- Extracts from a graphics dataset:

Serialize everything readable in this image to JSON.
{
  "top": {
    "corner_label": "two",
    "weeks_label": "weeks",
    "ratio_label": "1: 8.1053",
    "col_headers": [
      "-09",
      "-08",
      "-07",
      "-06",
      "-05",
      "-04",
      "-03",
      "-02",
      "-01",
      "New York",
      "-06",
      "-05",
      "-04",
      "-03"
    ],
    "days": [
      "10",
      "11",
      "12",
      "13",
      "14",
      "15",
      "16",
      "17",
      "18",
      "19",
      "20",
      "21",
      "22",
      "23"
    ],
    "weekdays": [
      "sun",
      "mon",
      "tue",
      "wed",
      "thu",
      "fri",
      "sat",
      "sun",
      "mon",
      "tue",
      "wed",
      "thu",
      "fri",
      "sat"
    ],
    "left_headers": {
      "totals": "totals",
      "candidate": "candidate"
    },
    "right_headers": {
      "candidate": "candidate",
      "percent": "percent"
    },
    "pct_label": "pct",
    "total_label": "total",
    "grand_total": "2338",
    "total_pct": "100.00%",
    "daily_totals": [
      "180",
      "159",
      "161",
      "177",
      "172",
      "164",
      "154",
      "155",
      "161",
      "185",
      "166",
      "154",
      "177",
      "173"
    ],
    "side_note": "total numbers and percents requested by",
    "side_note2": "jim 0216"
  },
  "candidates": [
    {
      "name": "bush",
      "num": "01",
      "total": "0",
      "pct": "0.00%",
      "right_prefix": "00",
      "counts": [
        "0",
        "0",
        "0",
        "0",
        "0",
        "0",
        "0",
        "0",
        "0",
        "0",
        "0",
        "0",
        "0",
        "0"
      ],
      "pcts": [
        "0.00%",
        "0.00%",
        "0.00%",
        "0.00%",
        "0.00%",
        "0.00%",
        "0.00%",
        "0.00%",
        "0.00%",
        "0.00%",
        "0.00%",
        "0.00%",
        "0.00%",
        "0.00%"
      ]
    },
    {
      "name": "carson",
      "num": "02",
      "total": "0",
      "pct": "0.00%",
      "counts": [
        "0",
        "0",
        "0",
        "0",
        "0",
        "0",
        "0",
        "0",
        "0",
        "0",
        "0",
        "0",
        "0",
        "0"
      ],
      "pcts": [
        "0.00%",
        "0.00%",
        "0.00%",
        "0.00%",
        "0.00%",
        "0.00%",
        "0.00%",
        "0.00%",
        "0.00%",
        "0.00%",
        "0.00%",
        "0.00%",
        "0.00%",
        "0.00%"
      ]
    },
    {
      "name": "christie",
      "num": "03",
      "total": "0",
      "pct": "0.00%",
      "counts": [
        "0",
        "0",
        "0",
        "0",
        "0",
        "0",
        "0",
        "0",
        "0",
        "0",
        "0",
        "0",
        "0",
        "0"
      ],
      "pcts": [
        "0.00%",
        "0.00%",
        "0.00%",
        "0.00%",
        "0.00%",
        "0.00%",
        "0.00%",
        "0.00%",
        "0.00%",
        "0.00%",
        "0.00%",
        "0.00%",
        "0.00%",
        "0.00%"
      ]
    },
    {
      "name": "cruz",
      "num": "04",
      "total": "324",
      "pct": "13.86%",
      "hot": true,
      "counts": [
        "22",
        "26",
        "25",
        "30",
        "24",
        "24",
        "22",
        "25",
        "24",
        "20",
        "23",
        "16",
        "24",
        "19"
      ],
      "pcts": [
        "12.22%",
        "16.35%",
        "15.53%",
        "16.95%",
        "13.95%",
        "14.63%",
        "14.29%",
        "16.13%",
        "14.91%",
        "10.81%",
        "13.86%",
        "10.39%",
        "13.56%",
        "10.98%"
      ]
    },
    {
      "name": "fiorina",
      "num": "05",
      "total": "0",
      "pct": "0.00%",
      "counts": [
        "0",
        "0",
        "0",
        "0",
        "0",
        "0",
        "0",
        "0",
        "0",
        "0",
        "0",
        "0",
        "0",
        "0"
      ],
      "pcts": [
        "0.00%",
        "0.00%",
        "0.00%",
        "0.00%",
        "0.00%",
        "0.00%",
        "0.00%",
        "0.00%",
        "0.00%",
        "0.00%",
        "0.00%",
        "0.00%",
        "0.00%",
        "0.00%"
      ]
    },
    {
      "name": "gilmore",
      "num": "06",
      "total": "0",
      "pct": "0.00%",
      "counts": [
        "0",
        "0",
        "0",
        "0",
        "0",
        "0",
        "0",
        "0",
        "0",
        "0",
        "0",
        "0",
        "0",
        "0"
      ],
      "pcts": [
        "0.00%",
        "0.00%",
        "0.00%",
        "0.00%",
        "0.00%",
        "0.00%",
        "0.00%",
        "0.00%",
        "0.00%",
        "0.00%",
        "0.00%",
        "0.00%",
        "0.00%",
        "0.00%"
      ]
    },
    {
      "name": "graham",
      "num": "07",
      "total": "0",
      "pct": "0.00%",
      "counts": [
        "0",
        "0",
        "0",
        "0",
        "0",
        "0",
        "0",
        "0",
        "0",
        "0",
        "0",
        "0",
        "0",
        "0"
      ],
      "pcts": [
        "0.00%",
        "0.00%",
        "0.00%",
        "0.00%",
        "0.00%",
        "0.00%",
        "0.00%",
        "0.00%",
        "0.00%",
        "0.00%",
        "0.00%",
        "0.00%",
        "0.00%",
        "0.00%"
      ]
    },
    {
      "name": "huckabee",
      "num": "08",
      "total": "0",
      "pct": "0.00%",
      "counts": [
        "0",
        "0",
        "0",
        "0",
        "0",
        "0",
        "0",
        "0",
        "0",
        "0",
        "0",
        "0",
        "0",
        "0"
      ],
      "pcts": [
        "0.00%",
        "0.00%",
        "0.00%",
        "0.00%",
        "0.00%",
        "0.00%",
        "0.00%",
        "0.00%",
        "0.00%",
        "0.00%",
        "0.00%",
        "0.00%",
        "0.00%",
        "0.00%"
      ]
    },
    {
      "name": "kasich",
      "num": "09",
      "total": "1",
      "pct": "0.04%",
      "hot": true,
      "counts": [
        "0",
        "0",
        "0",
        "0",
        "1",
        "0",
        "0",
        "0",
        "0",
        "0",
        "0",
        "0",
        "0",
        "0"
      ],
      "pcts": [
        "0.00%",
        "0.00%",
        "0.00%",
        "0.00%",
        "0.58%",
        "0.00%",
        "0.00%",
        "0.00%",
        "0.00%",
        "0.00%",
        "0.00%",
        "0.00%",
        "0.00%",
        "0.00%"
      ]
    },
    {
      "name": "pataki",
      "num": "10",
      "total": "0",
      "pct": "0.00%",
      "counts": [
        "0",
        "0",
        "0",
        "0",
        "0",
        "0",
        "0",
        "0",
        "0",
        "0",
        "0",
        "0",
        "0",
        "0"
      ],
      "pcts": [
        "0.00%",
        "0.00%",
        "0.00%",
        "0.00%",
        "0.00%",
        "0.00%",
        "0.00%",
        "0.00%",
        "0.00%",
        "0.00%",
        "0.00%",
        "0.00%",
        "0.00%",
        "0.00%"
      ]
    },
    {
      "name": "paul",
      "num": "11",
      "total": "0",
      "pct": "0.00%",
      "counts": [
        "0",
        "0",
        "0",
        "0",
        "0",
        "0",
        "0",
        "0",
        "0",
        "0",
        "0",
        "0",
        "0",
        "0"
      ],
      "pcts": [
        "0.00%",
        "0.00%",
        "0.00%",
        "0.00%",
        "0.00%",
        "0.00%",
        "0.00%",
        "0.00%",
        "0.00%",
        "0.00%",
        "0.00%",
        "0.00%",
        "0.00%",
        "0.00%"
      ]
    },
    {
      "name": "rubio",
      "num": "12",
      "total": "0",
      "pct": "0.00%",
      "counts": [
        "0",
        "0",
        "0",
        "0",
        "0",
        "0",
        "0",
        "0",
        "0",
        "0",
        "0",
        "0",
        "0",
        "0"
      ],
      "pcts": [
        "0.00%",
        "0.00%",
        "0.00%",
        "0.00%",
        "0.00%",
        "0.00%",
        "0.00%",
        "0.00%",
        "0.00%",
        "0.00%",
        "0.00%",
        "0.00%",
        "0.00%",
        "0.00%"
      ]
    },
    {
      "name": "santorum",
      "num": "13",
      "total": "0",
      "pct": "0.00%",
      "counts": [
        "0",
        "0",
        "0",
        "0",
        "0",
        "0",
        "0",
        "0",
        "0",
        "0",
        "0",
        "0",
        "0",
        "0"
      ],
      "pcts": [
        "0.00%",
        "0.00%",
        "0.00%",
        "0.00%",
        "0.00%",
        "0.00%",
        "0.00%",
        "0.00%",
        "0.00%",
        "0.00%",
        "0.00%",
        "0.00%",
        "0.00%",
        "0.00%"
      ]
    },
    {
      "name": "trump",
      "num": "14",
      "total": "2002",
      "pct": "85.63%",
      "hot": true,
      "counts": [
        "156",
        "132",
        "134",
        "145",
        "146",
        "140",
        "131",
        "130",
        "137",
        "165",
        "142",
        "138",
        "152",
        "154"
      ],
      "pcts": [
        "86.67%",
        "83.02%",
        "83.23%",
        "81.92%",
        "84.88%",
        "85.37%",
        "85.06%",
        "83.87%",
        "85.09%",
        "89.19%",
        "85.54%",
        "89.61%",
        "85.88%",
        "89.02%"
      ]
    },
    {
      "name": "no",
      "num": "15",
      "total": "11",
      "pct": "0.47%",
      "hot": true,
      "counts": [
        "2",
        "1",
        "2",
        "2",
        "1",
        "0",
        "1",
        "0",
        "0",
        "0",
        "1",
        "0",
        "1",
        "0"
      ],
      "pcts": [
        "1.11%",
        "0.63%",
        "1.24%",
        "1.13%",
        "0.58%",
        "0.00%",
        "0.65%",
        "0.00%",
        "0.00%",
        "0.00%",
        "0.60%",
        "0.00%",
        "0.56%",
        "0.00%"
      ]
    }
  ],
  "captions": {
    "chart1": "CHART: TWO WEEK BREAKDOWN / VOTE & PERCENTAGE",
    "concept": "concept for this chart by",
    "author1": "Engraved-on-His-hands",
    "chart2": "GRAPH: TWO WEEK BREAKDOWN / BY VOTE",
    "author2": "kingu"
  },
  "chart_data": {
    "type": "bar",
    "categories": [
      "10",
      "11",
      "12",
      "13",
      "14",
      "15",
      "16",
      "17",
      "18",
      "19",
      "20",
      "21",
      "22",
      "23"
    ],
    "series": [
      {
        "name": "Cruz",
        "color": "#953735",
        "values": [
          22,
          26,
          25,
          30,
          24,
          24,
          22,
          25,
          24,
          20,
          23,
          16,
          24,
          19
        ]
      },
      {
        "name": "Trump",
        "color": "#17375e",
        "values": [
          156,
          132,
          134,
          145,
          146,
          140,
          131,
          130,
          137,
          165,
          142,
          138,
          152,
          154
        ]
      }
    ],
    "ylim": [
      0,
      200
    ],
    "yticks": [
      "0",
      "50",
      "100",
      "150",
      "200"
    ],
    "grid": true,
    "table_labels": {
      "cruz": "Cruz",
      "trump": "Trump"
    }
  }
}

- Exercise directions:
Using the material above, count the lines containing the word "BREAKDOWN". Reply with the number alone.

- Written solution:
2